PointKdTree design notes

Back to Point kd-tree

This section contains some design notes on the implementation of the PointKdTree.

Invariants

How to use the data structure?

The data structure is traversed using cursors. A cursor is a pointer-like object that points to a node of the kd-tree. As always, this allows for the separation of the data structure and the algorithms that use it.

Should you store points at all nodes or just leaf nodes?

Proposition 1: Store one point at each split node

Advantages:

Disadvantages:

Proposition 2: Store multiple points at leaf nodes

Advantages:

Disadvantages:

Decision

Choose Proposition 2.

How to support different kinds of points?

Proposition 1: an object oriented interface

class PointKdTreePoint
{
public:
    virtual ~PointKdTreePoint()
    {
    }

    virtual real position(integer axis) const = 0;
};

Disadvantages:

Proposition 2: generic programming

Store arbitrary user points and require to supply a functor that gives projection to an axis given a point.

template <typename Real, integer N, typename Point,
typename ProjectionFunctor>
class PointKdtree
{
//...
};

Advantages:

Disadvantages:

Proposition 3: generic programming with a policy

template <typename Real, integer N, typename Locator>
class PointKdTree
{
};

class Locator
{
public:
    using Point = int;

    real position(const Point& point, integer axis) const;
};

Advantages:

Decision

Choose Proposition 3.

Interface for adding points to the tree

Proposition 1: Give the PointKdTree a cursor and a point to add to that node

The problem with this approach is that the point might not be contained in the node that the cursor is pointing to. This would in turn break our invariant. Also, containment can’t be checked without traversing the tree from top to bottom because nodes do not store node bounds for all dimensions.

Proposition 2: Give the PointKdTree a point to add to the tree

The tree is then traversed from top to bottom searching for the correct leaf node to add the point to. Sounds good, however, if there are n points, then the traversals for each point take extra time which could probably be amortized by adding a set of points at the same time.

Proposition 3: Give the PointKdTree a set of points to add to the tree

At each node, the set of points is partitioned into two sets, which are sent down the node hierarchy. This way the traversal cost is amortized among the set of added points.

Decision

Choose Proposition 3.

How to store the points of a leaf node?

Proposition 1: An array or a linked list for each node

Advantages:

Disadvantages:

Proposition 2: An array shared by all nodes

Leaf nodes would refer to points in this array by integer intervals.

Advantages:

Disadvantages:

Proposition 3: A linked list shared by all nodes

Leaf nodes would refer to points in this list by inclusive iterator intervals. Why inclusive intervals? Because the point that is pointed to by an end-iterator of a normal range can get removed.

------------------------------------------------------------------------

_GIVEN REQUEST A_
From the PointKdTree design notes, write out word for word the passage starting with "Interface for adding" and going on through "for all dimensions.".

_MATERIAL_
------------------------------------------------------------------------

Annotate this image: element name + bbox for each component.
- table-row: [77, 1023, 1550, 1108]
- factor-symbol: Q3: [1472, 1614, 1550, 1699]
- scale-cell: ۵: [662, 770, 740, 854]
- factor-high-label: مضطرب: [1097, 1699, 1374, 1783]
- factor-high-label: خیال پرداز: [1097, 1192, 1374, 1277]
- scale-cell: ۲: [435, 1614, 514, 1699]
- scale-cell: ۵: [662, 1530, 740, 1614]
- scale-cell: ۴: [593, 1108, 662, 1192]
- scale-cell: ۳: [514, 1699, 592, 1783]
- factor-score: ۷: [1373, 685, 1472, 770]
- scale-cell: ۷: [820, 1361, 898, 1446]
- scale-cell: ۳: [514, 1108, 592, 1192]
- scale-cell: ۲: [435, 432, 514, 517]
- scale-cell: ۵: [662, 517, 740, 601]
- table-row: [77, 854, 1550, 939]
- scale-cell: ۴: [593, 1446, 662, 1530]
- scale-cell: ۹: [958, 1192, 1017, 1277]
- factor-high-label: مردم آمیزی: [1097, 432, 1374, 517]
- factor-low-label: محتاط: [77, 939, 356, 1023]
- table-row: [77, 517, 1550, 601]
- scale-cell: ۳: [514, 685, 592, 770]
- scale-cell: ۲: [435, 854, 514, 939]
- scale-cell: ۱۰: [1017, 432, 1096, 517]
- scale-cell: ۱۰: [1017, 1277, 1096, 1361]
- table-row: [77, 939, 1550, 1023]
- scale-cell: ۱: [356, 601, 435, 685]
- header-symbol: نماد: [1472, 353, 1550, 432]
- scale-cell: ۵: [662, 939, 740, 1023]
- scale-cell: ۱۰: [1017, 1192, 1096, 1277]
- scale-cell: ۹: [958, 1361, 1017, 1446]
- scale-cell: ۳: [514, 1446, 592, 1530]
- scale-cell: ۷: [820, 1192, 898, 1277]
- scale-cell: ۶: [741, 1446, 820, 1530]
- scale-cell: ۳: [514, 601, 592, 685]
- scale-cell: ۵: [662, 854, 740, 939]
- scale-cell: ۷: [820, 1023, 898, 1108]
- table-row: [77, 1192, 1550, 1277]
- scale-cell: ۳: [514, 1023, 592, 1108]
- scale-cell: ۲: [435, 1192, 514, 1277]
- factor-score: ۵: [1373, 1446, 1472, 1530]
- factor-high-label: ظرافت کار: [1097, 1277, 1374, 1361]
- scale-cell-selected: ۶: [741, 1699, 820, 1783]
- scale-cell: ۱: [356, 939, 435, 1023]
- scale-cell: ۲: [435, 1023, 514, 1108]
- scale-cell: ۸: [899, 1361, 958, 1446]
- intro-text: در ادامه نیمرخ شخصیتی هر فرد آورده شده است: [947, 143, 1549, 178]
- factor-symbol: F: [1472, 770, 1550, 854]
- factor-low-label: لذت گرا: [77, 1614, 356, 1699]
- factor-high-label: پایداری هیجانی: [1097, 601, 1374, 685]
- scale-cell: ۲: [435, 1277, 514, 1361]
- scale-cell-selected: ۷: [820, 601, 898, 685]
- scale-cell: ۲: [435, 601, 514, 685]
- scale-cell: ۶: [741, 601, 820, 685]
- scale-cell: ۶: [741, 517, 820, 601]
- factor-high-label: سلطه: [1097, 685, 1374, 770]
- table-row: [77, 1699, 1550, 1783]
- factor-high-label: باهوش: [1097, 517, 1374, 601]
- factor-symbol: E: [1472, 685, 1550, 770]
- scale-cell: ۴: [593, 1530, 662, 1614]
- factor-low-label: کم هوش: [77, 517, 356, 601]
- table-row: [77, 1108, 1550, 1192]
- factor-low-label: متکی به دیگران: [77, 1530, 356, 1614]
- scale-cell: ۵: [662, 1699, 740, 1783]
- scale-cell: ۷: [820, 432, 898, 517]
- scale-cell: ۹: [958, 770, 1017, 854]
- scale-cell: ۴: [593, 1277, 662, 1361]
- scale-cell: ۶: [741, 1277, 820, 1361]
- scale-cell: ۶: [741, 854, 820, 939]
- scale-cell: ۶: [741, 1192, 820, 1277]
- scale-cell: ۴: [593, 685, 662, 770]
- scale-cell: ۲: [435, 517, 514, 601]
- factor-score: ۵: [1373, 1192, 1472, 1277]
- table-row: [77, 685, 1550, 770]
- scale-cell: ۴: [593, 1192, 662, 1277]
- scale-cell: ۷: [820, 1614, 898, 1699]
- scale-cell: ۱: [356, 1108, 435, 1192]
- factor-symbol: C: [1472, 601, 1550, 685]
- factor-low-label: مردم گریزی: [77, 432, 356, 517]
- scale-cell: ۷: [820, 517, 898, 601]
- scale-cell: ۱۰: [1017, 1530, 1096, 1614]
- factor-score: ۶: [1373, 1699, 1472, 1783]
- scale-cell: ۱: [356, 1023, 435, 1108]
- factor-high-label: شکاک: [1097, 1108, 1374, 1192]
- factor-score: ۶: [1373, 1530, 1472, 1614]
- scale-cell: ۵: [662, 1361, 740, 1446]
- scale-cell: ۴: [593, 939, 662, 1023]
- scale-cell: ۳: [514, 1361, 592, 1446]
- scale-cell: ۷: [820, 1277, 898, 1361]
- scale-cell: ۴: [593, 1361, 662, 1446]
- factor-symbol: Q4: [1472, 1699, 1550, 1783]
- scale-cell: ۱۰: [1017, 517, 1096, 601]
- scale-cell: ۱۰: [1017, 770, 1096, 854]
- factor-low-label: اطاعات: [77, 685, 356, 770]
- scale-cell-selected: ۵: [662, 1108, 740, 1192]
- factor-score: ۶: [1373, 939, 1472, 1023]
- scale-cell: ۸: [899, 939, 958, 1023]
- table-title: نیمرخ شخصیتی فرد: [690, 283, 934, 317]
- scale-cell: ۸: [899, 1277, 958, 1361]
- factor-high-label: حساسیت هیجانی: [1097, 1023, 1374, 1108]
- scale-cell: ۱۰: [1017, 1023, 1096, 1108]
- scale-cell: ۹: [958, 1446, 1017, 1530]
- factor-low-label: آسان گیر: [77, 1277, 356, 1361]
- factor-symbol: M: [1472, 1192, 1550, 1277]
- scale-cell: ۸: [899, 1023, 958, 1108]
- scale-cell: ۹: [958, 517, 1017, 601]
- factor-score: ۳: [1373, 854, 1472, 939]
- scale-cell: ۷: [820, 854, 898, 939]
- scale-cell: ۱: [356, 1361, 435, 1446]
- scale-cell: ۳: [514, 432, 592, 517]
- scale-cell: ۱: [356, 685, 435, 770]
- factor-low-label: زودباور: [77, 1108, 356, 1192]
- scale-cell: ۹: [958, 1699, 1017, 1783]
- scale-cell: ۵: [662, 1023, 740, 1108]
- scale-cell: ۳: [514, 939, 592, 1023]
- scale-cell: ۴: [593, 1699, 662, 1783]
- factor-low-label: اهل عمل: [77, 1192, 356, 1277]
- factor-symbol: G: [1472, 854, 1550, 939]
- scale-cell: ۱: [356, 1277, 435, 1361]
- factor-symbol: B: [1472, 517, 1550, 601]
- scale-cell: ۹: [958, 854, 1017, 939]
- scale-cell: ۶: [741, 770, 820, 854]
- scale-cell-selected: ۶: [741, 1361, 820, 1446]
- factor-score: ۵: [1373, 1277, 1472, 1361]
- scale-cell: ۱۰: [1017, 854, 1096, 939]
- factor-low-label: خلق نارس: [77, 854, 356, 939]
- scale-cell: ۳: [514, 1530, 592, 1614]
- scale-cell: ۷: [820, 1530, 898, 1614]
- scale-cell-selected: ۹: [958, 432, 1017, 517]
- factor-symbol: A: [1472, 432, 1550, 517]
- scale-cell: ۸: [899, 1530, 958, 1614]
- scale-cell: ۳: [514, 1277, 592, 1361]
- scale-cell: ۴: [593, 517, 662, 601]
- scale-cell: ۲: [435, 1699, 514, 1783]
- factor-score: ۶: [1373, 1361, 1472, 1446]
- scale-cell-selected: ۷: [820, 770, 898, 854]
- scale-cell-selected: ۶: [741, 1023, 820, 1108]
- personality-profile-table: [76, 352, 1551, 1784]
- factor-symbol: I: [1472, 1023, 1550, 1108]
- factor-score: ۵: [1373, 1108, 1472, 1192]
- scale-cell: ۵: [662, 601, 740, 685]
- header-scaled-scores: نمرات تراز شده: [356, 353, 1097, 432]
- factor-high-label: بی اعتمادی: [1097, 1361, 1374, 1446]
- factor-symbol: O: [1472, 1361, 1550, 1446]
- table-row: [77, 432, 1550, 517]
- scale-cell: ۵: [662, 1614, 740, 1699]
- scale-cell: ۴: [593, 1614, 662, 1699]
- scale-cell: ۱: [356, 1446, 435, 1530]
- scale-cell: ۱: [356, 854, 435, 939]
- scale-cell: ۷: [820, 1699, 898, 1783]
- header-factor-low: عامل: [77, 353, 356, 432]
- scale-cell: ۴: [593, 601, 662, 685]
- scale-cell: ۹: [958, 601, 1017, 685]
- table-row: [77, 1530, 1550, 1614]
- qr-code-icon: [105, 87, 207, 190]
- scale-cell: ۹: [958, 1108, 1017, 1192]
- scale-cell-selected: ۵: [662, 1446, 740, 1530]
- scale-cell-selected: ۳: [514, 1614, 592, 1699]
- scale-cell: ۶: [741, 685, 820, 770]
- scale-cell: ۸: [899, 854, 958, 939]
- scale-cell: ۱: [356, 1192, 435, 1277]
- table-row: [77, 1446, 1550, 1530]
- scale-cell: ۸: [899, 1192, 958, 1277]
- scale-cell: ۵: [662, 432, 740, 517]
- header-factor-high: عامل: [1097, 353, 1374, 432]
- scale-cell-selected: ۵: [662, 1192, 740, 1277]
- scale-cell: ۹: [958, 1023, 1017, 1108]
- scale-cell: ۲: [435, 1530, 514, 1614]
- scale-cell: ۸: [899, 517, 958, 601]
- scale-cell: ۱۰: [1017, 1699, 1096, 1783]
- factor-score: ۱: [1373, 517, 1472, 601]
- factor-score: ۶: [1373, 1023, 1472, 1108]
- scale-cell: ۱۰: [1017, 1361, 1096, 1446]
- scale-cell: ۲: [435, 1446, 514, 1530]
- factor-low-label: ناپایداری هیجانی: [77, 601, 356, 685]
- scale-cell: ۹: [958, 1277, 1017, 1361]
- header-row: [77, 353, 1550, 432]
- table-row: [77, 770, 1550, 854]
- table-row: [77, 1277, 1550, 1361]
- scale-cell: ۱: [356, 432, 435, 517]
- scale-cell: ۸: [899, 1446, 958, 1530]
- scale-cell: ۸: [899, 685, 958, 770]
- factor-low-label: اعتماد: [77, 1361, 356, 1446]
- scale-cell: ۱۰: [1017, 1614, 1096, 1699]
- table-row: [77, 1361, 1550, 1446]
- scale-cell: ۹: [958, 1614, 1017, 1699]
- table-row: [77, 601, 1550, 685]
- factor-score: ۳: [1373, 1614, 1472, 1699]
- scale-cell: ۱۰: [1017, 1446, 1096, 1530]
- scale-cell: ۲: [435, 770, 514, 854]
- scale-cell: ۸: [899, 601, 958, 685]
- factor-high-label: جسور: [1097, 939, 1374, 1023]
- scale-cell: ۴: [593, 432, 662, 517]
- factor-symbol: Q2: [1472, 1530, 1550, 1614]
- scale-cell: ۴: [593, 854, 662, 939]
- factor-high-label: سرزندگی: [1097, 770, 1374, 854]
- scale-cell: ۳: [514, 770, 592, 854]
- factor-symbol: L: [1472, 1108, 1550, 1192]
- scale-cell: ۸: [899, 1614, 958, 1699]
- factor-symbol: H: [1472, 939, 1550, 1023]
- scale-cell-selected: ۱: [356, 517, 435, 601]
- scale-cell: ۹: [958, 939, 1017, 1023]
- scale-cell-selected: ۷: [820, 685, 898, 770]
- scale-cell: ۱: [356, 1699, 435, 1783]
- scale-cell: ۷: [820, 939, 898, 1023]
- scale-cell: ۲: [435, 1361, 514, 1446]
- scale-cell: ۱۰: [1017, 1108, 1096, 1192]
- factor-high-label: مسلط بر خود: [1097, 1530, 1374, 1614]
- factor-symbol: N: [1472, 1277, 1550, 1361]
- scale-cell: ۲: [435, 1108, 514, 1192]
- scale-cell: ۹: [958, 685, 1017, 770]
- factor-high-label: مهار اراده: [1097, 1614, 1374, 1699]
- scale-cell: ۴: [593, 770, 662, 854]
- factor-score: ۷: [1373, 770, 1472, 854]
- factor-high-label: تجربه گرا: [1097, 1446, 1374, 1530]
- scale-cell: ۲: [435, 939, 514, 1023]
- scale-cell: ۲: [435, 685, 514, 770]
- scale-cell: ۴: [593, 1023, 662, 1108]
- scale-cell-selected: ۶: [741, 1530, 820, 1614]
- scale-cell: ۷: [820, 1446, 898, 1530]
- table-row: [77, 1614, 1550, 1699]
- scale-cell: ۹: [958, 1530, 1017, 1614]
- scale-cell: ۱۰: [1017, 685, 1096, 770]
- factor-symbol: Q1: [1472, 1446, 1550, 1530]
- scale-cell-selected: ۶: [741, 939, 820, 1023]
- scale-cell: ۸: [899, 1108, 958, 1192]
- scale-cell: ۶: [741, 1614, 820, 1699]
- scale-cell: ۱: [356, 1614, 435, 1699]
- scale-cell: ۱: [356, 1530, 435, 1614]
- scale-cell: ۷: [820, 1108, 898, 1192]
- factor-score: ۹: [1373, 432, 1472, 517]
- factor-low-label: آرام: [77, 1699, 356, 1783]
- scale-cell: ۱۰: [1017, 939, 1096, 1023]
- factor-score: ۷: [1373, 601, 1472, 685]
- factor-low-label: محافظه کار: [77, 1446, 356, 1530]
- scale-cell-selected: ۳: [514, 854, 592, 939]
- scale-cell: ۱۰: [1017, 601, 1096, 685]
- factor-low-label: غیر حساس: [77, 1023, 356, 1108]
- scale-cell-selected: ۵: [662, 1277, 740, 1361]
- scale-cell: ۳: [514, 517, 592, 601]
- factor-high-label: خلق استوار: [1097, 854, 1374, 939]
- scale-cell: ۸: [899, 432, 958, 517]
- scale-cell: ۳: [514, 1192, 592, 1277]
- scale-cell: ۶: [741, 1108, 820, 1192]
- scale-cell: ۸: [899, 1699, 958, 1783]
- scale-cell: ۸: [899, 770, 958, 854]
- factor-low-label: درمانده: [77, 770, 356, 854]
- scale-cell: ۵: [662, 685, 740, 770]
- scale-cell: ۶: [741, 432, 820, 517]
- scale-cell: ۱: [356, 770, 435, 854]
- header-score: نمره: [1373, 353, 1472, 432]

------------------------------------------------------------------------

_GIVEN REQUEST B_
Extract the lines of the records starting with the first line and going on through the line with "- scale-cell: ۲: [435, 1614, 514, 1699]", including both of those lines.

_CORRECT RESPONSE A_
Interface for adding points to the tree

Proposition 1: Give the PointKdTree a cursor and a point to add to that node

The problem with this approach is that the point might not be contained in the node that the cursor is pointing to. This would in turn break our invariant. Also, containment can’t be checked without traversing the tree from top to bottom because nodes do not store node bounds for all dimensions.

_CORRECT RESPONSE B_
Annotate this image: element name + bbox for each component.
- table-row: [77, 1023, 1550, 1108]
- factor-symbol: Q3: [1472, 1614, 1550, 1699]
- scale-cell: ۵: [662, 770, 740, 854]
- factor-high-label: مضطرب: [1097, 1699, 1374, 1783]
- factor-high-label: خیال پرداز: [1097, 1192, 1374, 1277]
- scale-cell: ۲: [435, 1614, 514, 1699]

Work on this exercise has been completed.